Saved entries
========================================================================

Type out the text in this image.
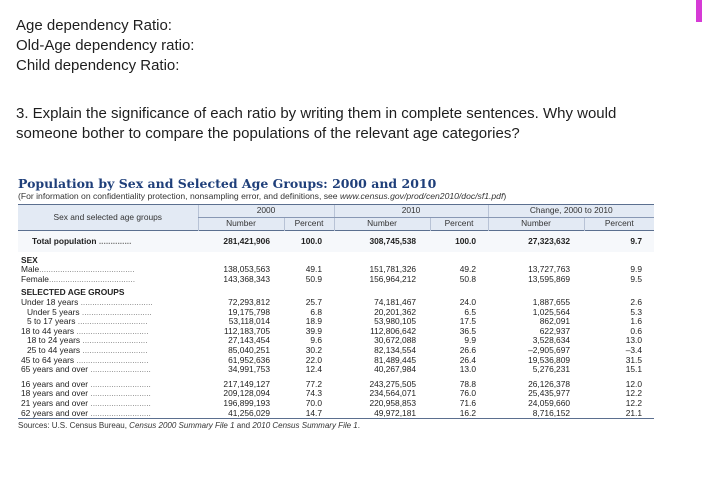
Age dependency Ratio:
Old-Age dependency ratio:
Child dependency Ratio:
3. Explain the significance of each ratio by writing them in complete sentences. Why would someone bother to compare the populations of the relevant age categories?
Population by Sex and Selected Age Groups: 2000 and 2010
(For information on confidentiality protection, nonsampling error, and definitions, see www.census.gov/prod/cen2010/doc/sf1.pdf)
Sex and selected age groups	2000		2010		Change, 2000 to 2010	
	Number	Percent	Number	Percent	Number	Percent
Total population ..............	281,421,906	100.0	308,745,538	100.0	27,323,632	9.7
SEX						
Male.........................................	138,053,563	49.1	151,781,326	49.2	13,727,763	9.9
Female.....................................	143,368,343	50.9	156,964,212	50.8	13,595,869	9.5
SELECTED AGE GROUPS						
Under 18 years ...............................	72,293,812	25.7	74,181,467	24.0	1,887,655	2.6
Under 5 years ..............................	19,175,798	6.8	20,201,362	6.5	1,025,564	5.3
5 to 17 years ..............................	53,118,014	18.9	53,980,105	17.5	862,091	1.6
18 to 44 years ...............................	112,183,705	39.9	112,806,642	36.5	622,937	0.6
18 to 24 years ............................	27,143,454	9.6	30,672,088	9.9	3,528,634	13.0
25 to 44 years ............................	85,040,251	30.2	82,134,554	26.6	–2,905,697	–3.4
45 to 64 years ...............................	61,952,636	22.0	81,489,445	26.4	19,536,809	31.5
65 years and over ..........................	34,991,753	12.4	40,267,984	13.0	5,276,231	15.1

16 years and over ..........................	217,149,127	77.2	243,275,505	78.8	26,126,378	12.0
18 years and over ..........................	209,128,094	74.3	234,564,071	76.0	25,435,977	12.2
21 years and over ..........................	196,899,193	70.0	220,958,853	71.6	24,059,660	12.2
62 years and over ..........................	41,256,029	14.7	49,972,181	16.2	8,716,152	21.1
Sources: U.S. Census Bureau, Census 2000 Summary File 1 and 2010 Census Summary File 1.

========================================================================

SET TASK. Extract each line from the entries above that contains the string "years".

TASK OUTPUT.
Under 18 years ...............................	72,293,812	25.7	74,181,467	24.0	1,887,655	2.6
Under 5 years ..............................	19,175,798	6.8	20,201,362	6.5	1,025,564	5.3
5 to 17 years ..............................	53,118,014	18.9	53,980,105	17.5	862,091	1.6
18 to 44 years ...............................	112,183,705	39.9	112,806,642	36.5	622,937	0.6
18 to 24 years ............................	27,143,454	9.6	30,672,088	9.9	3,528,634	13.0
25 to 44 years ............................	85,040,251	30.2	82,134,554	26.6	–2,905,697	–3.4
45 to 64 years ...............................	61,952,636	22.0	81,489,445	26.4	19,536,809	31.5
65 years and over ..........................	34,991,753	12.4	40,267,984	13.0	5,276,231	15.1
16 years and over ..........................	217,149,127	77.2	243,275,505	78.8	26,126,378	12.0
18 years and over ..........................	209,128,094	74.3	234,564,071	76.0	25,435,977	12.2
21 years and over ..........................	196,899,193	70.0	220,958,853	71.6	24,059,660	12.2
62 years and over ..........................	41,256,029	14.7	49,972,181	16.2	8,716,152	21.1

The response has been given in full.